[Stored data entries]
------------------------------------------------------------
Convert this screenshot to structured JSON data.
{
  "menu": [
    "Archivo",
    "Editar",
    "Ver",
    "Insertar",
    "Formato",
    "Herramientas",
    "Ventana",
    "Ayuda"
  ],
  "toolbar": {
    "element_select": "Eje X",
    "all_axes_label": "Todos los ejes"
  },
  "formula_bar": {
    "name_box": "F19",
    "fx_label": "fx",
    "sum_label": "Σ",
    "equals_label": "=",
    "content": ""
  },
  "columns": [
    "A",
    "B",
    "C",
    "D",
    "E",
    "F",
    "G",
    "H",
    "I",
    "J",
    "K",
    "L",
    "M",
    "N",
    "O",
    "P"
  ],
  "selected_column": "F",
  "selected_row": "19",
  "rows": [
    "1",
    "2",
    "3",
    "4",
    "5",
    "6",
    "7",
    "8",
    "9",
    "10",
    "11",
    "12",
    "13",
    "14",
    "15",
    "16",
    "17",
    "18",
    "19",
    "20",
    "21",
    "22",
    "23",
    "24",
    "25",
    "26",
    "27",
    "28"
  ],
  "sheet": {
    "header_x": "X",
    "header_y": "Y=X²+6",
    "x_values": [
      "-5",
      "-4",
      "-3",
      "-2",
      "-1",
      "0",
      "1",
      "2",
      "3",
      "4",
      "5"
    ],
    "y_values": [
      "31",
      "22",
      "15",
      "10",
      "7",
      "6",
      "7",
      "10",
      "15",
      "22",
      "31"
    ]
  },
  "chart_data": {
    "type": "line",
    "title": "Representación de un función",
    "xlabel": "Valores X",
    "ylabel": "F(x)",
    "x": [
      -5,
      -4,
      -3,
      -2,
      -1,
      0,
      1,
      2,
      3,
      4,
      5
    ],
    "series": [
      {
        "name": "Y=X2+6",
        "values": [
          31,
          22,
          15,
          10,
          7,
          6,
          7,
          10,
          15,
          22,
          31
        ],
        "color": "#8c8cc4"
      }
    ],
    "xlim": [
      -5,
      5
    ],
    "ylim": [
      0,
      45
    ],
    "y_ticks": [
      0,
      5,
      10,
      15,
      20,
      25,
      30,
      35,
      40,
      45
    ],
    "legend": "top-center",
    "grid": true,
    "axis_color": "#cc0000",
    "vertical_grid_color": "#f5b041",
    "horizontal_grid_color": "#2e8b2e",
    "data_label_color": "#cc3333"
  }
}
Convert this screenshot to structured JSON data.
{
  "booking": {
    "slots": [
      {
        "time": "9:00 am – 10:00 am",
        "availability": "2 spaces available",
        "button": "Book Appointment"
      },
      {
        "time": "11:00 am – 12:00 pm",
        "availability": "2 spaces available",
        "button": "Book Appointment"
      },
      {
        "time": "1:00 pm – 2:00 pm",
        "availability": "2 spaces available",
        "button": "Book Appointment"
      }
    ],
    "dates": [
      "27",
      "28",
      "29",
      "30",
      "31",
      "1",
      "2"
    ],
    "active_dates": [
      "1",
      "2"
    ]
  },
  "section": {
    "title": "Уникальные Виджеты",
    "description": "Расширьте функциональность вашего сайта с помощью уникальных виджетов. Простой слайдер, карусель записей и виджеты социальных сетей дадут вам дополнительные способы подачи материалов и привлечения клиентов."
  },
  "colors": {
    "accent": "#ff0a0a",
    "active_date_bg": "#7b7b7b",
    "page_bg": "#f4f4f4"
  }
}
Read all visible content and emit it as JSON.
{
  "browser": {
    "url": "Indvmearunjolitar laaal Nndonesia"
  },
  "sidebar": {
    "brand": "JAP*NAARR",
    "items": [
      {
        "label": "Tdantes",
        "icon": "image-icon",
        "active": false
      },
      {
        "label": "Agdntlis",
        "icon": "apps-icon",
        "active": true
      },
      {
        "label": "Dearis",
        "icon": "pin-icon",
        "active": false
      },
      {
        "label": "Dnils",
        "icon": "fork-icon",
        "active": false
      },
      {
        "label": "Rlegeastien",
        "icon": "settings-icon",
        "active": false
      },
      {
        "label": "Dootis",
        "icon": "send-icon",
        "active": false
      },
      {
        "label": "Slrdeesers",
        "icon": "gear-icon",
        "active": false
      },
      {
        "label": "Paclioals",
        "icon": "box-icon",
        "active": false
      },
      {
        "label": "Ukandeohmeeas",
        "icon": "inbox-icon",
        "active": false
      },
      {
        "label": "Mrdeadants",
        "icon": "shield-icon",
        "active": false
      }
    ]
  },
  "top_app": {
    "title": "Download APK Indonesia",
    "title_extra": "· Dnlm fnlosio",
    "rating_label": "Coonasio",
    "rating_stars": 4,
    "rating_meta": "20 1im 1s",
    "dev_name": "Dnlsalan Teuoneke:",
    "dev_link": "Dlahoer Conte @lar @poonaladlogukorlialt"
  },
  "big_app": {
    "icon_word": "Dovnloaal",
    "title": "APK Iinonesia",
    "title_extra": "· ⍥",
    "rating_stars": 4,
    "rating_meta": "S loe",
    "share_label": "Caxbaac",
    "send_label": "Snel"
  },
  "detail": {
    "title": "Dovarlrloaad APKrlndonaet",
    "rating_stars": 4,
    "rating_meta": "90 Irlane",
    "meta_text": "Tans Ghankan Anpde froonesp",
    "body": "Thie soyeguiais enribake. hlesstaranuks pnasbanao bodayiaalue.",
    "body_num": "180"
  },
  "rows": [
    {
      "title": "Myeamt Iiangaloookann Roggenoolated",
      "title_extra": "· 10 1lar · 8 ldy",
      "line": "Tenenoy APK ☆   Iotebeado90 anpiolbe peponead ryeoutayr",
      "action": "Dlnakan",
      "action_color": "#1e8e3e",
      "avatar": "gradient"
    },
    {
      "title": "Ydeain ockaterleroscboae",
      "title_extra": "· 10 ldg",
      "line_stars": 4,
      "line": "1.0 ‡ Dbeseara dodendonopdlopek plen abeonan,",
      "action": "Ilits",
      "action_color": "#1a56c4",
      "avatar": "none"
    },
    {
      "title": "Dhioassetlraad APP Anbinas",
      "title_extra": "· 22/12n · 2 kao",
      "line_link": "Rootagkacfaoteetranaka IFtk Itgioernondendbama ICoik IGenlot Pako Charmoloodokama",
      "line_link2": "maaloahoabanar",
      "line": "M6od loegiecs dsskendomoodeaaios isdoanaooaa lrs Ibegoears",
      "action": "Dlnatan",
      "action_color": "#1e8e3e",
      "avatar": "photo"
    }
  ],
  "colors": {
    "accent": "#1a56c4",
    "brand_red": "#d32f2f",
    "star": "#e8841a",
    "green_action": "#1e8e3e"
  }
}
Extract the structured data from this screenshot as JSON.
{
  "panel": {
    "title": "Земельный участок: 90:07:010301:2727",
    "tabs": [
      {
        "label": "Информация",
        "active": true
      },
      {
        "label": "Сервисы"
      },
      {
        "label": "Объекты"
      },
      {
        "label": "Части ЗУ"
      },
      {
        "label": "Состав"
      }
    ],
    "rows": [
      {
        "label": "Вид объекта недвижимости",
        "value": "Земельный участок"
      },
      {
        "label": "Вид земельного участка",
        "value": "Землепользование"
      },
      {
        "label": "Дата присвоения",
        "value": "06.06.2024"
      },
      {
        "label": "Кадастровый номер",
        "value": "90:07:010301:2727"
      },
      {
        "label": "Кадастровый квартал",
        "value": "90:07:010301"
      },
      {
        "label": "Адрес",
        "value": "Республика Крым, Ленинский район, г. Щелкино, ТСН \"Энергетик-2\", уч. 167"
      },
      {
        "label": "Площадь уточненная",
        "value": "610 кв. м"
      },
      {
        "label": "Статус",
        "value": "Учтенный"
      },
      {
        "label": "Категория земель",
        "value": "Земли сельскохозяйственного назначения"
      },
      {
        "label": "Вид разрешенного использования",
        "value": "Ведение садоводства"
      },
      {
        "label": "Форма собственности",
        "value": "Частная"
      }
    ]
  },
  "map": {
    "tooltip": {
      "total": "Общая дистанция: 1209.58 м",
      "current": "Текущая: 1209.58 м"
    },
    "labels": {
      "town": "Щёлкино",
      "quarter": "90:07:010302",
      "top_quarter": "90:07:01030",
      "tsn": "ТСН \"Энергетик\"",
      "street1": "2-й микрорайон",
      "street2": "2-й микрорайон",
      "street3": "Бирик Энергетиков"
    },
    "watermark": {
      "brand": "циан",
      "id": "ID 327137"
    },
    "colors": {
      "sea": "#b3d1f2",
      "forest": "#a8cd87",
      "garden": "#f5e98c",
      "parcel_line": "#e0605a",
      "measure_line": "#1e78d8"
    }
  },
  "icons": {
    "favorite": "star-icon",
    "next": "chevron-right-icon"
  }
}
------------------------------------------------------------
* GOAL:
Check each line above for the string "Земельный" and show the ones that have it.

* FULL RESPONSE:
    "title": "Земельный участок: 90:07:010301:2727",
        "value": "Земельный участок"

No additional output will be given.